| Exercise instructions |
Report how many lines of the following entries include the string "South"; respond with the number alone.

| Information given |
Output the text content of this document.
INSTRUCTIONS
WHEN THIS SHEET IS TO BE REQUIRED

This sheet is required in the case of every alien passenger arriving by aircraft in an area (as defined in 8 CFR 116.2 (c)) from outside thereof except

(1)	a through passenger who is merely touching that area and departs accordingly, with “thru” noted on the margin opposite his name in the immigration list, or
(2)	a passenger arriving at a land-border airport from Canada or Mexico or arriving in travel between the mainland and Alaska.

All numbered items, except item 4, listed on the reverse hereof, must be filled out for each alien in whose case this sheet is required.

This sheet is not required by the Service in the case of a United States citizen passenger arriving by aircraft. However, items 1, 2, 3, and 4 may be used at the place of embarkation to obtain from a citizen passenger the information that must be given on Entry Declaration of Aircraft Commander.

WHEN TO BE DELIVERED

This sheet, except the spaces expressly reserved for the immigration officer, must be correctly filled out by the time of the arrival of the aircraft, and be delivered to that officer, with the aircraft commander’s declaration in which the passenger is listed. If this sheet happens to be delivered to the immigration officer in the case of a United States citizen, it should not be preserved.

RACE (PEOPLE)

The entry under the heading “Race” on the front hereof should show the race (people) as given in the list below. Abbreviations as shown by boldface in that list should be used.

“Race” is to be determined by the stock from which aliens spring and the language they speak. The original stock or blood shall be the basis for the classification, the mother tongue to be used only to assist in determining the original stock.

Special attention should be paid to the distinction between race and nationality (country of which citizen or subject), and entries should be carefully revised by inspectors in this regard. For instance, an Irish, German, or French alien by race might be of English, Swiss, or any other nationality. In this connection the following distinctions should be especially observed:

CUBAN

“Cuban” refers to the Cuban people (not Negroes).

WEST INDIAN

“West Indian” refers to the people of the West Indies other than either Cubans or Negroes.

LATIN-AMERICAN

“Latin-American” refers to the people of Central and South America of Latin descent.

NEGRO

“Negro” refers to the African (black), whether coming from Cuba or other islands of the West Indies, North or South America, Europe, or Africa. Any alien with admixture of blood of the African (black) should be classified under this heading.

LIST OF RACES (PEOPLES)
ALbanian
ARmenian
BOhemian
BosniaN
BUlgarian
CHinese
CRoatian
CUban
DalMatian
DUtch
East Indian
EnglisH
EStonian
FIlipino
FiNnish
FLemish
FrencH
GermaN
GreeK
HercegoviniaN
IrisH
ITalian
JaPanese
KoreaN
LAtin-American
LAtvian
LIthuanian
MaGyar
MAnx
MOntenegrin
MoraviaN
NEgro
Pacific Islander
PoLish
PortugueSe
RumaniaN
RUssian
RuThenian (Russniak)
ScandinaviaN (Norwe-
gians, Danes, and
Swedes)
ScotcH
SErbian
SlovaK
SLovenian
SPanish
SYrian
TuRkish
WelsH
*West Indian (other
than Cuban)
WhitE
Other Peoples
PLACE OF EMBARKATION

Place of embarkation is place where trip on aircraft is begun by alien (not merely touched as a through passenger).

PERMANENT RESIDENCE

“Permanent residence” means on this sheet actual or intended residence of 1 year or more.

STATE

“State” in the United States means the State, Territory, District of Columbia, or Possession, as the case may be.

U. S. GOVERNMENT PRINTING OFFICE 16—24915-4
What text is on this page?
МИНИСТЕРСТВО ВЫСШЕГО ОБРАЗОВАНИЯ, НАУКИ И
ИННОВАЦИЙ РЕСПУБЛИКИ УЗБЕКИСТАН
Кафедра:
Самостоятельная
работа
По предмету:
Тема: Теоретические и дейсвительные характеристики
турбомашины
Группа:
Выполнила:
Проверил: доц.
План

| Solution to the exercise |
2